— START OF Data provided —

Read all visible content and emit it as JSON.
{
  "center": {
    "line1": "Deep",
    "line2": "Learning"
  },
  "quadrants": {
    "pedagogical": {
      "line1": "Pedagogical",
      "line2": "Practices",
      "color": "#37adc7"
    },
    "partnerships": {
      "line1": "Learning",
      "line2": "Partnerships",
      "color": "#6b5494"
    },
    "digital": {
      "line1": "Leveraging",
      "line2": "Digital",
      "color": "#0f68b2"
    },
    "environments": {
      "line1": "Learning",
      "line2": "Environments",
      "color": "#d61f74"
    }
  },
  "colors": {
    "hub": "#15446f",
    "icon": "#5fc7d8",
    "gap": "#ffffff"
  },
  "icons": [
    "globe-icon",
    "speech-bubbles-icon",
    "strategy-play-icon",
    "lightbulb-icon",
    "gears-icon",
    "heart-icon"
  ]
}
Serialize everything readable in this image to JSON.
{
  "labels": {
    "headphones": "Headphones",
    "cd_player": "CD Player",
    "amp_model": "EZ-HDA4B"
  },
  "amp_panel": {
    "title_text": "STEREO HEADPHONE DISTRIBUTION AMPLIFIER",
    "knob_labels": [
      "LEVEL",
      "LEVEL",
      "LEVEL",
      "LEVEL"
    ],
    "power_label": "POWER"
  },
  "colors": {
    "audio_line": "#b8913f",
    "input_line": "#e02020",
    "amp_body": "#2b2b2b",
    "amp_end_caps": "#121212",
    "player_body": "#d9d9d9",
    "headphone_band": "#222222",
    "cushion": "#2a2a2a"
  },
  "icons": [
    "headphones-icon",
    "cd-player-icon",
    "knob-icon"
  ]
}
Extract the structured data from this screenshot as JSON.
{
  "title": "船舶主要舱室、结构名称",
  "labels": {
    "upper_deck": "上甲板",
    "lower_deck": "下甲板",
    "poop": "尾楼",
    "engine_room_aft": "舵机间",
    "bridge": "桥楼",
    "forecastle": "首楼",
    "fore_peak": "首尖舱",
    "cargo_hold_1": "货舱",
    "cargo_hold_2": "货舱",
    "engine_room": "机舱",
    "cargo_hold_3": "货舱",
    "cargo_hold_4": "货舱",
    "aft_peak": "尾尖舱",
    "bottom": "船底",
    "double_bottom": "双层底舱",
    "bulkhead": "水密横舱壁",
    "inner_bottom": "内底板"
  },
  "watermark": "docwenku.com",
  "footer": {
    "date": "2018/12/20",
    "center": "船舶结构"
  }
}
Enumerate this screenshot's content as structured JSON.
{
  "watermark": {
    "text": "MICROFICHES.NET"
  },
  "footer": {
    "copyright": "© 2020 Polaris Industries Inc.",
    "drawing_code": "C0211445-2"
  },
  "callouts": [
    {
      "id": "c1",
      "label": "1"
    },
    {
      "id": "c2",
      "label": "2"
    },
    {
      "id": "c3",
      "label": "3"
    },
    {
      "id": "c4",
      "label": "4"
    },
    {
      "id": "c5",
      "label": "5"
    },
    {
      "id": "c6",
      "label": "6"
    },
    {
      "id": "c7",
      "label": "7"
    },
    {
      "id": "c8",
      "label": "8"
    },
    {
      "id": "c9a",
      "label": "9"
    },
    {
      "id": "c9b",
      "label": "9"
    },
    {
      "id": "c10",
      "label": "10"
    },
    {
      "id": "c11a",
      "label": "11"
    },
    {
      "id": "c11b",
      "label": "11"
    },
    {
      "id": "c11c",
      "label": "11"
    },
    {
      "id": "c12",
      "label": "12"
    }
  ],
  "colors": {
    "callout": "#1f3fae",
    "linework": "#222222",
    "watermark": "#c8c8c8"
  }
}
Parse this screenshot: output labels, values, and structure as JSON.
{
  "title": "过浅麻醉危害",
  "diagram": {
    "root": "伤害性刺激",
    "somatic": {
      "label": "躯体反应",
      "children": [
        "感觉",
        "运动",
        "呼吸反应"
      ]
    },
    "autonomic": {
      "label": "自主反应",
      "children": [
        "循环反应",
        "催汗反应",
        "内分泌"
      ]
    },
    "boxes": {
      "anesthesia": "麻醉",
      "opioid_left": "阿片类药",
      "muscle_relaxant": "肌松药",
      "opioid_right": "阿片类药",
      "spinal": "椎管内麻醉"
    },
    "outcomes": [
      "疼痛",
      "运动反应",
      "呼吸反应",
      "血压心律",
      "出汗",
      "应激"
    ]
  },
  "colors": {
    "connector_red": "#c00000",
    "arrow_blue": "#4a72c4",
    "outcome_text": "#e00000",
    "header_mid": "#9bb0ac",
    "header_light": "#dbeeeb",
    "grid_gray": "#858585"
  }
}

— END OF Data provided —

> **Written problem**
Transcribe every line of the data, exactly as it stands.

> **Worked answer**
Read all visible content and emit it as JSON.
{
  "center": {
    "line1": "Deep",
    "line2": "Learning"
  },
  "quadrants": {
    "pedagogical": {
      "line1": "Pedagogical",
      "line2": "Practices",
      "color": "#37adc7"
    },
    "partnerships": {
      "line1": "Learning",
      "line2": "Partnerships",
      "color": "#6b5494"
    },
    "digital": {
      "line1": "Leveraging",
      "line2": "Digital",
      "color": "#0f68b2"
    },
    "environments": {
      "line1": "Learning",
      "line2": "Environments",
      "color": "#d61f74"
    }
  },
  "colors": {
    "hub": "#15446f",
    "icon": "#5fc7d8",
    "gap": "#ffffff"
  },
  "icons": [
    "globe-icon",
    "speech-bubbles-icon",
    "strategy-play-icon",
    "lightbulb-icon",
    "gears-icon",
    "heart-icon"
  ]
}
Serialize everything readable in this image to JSON.
{
  "labels": {
    "headphones": "Headphones",
    "cd_player": "CD Player",
    "amp_model": "EZ-HDA4B"
  },
  "amp_panel": {
    "title_text": "STEREO HEADPHONE DISTRIBUTION AMPLIFIER",
    "knob_labels": [
      "LEVEL",
      "LEVEL",
      "LEVEL",
      "LEVEL"
    ],
    "power_label": "POWER"
  },
  "colors": {
    "audio_line": "#b8913f",
    "input_line": "#e02020",
    "amp_body": "#2b2b2b",
    "amp_end_caps": "#121212",
    "player_body": "#d9d9d9",
    "headphone_band": "#222222",
    "cushion": "#2a2a2a"
  },
  "icons": [
    "headphones-icon",
    "cd-player-icon",
    "knob-icon"
  ]
}
Extract the structured data from this screenshot as JSON.
{
  "title": "船舶主要舱室、结构名称",
  "labels": {
    "upper_deck": "上甲板",
    "lower_deck": "下甲板",
    "poop": "尾楼",
    "engine_room_aft": "舵机间",
    "bridge": "桥楼",
    "forecastle": "首楼",
    "fore_peak": "首尖舱",
    "cargo_hold_1": "货舱",
    "cargo_hold_2": "货舱",
    "engine_room": "机舱",
    "cargo_hold_3": "货舱",
    "cargo_hold_4": "货舱",
    "aft_peak": "尾尖舱",
    "bottom": "船底",
    "double_bottom": "双层底舱",
    "bulkhead": "水密横舱壁",
    "inner_bottom": "内底板"
  },
  "watermark": "docwenku.com",
  "footer": {
    "date": "2018/12/20",
    "center": "船舶结构"
  }
}
Enumerate this screenshot's content as structured JSON.
{
  "watermark": {
    "text": "MICROFICHES.NET"
  },
  "footer": {
    "copyright": "© 2020 Polaris Industries Inc.",
    "drawing_code": "C0211445-2"
  },
  "callouts": [
    {
      "id": "c1",
      "label": "1"
    },
    {
      "id": "c2",
      "label": "2"
    },
    {
      "id": "c3",
      "label": "3"
    },
    {
      "id": "c4",
      "label": "4"
    },
    {
      "id": "c5",
      "label": "5"
    },
    {
      "id": "c6",
      "label": "6"
    },
    {
      "id": "c7",
      "label": "7"
    },
    {
      "id": "c8",
      "label": "8"
    },
    {
      "id": "c9a",
      "label": "9"
    },
    {
      "id": "c9b",
      "label": "9"
    },
    {
      "id": "c10",
      "label": "10"
    },
    {
      "id": "c11a",
      "label": "11"
    },
    {
      "id": "c11b",
      "label": "11"
    },
    {
      "id": "c11c",
      "label": "11"
    },
    {
      "id": "c12",
      "label": "12"
    }
  ],
  "colors": {
    "callout": "#1f3fae",
    "linework": "#222222",
    "watermark": "#c8c8c8"
  }
}
Parse this screenshot: output labels, values, and structure as JSON.
{
  "title": "过浅麻醉危害",
  "diagram": {
    "root": "伤害性刺激",
    "somatic": {
      "label": "躯体反应",
      "children": [
        "感觉",
        "运动",
        "呼吸反应"
      ]
    },
    "autonomic": {
      "label": "自主反应",
      "children": [
        "循环反应",
        "催汗反应",
        "内分泌"
      ]
    },
    "boxes": {
      "anesthesia": "麻醉",
      "opioid_left": "阿片类药",
      "muscle_relaxant": "肌松药",
      "opioid_right": "阿片类药",
      "spinal": "椎管内麻醉"
    },
    "outcomes": [
      "疼痛",
      "运动反应",
      "呼吸反应",
      "血压心律",
      "出汗",
      "应激"
    ]
  },
  "colors": {
    "connector_red": "#c00000",
    "arrow_blue": "#4a72c4",
    "outcome_text": "#e00000",
    "header_mid": "#9bb0ac",
    "header_light": "#dbeeeb",
    "grid_gray": "#858585"
  }
}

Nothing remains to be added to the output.